+++ DOCUMENT PASSAGE +++
NOTE: This post was originally written in 2009 so it may be dated. I’m resurrecting it due to relative popularity. This post has been copied between several blogging systems (some of which were home-brewed) and some formatting has been lost along the way.

At several points in my .Net development career I’ve had the need to make an application I wrote scriptable. Sometimes it was to provide easy product extension to customers or lower level information workers. Sometimes it was to ease maintenance of very fine grained logic that has the capacity to change frequently or unpredictably. But every time I found it to be one of the more interesting facets of the project at hand.

Early in .Net’s history this was made easy by using Visual Studio for Applications (VSA) which allowed you to host arbitrary C# or VB.Net code within the executing AppDomain. Unfortunately VSA was plagued with resource leak problems and was therefore impractical in most enterprise situations. VSA was eventually deprecated.

One of the many alternatives is to perform dynamic, on-the-fly code compilation. While certainly quite manageable it was a bit more complex and much akin to cutting down a sapling with a chainsaw.

Another option that came along later is Visual Studio Tools for Applications which brought the Visual Studio IDE to the scripter.
+++ DATA RECORDS +++
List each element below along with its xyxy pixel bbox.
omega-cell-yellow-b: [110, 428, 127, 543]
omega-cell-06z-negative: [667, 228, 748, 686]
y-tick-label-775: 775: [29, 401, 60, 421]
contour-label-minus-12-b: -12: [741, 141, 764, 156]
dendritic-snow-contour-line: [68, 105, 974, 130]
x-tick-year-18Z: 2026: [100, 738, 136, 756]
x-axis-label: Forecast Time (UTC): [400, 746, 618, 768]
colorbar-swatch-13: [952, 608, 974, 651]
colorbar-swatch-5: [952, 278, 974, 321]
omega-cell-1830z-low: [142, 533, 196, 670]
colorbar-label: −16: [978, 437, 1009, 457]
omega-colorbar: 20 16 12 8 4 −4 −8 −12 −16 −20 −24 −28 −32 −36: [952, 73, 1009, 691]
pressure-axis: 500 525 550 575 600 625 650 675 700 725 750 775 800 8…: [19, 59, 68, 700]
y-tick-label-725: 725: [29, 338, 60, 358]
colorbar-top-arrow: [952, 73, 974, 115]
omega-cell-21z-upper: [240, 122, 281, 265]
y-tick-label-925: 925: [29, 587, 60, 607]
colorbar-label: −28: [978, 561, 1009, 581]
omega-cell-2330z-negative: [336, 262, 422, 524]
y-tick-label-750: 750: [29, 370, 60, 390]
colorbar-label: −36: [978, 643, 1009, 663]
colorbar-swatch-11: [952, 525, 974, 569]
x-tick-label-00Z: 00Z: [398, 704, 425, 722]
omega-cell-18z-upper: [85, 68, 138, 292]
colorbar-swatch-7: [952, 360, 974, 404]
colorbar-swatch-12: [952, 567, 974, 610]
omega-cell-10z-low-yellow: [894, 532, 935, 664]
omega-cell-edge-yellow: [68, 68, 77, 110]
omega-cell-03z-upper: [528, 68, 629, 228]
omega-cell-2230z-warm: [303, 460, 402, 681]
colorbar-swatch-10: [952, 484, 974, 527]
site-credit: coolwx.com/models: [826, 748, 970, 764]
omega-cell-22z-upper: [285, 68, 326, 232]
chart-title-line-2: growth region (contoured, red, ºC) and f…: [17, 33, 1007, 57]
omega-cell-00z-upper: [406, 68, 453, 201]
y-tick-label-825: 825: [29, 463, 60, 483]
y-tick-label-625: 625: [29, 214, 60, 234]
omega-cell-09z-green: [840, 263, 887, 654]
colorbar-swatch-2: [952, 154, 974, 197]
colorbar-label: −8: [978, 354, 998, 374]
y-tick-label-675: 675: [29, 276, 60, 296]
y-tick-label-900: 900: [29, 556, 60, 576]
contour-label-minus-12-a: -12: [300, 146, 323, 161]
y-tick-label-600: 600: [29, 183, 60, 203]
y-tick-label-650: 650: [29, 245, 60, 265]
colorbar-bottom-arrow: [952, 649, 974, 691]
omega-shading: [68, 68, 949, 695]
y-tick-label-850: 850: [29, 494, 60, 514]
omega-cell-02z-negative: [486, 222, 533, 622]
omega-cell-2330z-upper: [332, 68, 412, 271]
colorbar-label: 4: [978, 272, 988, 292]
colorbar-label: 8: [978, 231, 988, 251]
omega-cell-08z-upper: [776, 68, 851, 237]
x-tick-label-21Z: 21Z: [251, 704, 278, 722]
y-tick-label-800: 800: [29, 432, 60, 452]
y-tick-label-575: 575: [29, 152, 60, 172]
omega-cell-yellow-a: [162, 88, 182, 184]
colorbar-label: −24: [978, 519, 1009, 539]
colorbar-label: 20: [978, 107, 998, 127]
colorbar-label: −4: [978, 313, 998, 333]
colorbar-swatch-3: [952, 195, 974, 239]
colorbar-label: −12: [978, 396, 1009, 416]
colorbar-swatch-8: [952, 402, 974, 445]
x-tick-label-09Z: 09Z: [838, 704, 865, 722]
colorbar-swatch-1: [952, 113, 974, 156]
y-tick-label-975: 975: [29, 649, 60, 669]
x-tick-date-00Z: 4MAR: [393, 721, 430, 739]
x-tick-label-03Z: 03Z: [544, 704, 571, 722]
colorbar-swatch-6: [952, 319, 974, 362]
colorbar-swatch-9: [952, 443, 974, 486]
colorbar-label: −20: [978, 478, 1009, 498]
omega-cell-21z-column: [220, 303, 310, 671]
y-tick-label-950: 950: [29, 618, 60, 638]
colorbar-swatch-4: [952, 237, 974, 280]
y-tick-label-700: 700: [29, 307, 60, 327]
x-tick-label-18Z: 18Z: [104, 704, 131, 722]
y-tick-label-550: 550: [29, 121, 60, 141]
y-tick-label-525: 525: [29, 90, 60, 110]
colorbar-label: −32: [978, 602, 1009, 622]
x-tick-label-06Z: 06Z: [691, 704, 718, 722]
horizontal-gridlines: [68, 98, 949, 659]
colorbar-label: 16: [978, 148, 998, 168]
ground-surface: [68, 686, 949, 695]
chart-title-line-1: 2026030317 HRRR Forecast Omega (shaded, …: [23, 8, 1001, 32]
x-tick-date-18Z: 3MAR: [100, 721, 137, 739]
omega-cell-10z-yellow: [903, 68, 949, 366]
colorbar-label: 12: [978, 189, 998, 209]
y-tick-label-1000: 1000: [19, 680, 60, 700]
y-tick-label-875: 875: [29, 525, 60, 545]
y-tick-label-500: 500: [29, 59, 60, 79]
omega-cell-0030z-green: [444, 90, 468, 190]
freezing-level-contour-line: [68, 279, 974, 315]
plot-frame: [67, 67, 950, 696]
+++
■ INSTRUCTIONS FOR THE TASK
Continue the post about making .Net applications scriptable from the point where it stops.

■ OUTPUT FOR THIS EXERCISE
My favorite avenue, however, is to host a Dynamic Language Runtime (DLR) and use a language like IronPython. Not only is it disgustingly simple to implement from a plumbing point of view but Python itself seems like a natural fit due to it’s simplicity. IronRuby‘s another wonderful choice but I’ll stick to IronPython for the scope of this post.

Examples

The demonstration I’m about to show you was done using Visual Studio 2008 and IronPython 2.6 RC2. All you have to do is reference:

  • IronPython.dll
  • Microsoft.Scripting.dll
  • Microsoft.Scripting.Core.dll

and your

project is ready to go. You may also want to reference IronPython.Modules.dll to get access to python’s standard library.

All of the following examples require the following imports:

using System;  
using IronPython.Hosting;  
using Microsoft.Scripting.Hosting; 

This is very basic. It simply executes a Python print statement.

static void Main(string[] args)
{
/* bring up an IronPython runtime */
ScriptEngine engine = Python.CreateEngine();
ScriptScope scope = engine.CreateScope();
/* create a source tree from code */
ScriptSource source =
engine.CreateScriptSourceFromString("print 'hello from python'");
/* run the script in the IronPython runtime */
source.Execute(scope);
}

which produces:

hello from python

Scripting isn’t very useful if the script can’t affect the AppDomain around it. Here’s an example that modifies an integer from the calling program.

static void Main(string[] args)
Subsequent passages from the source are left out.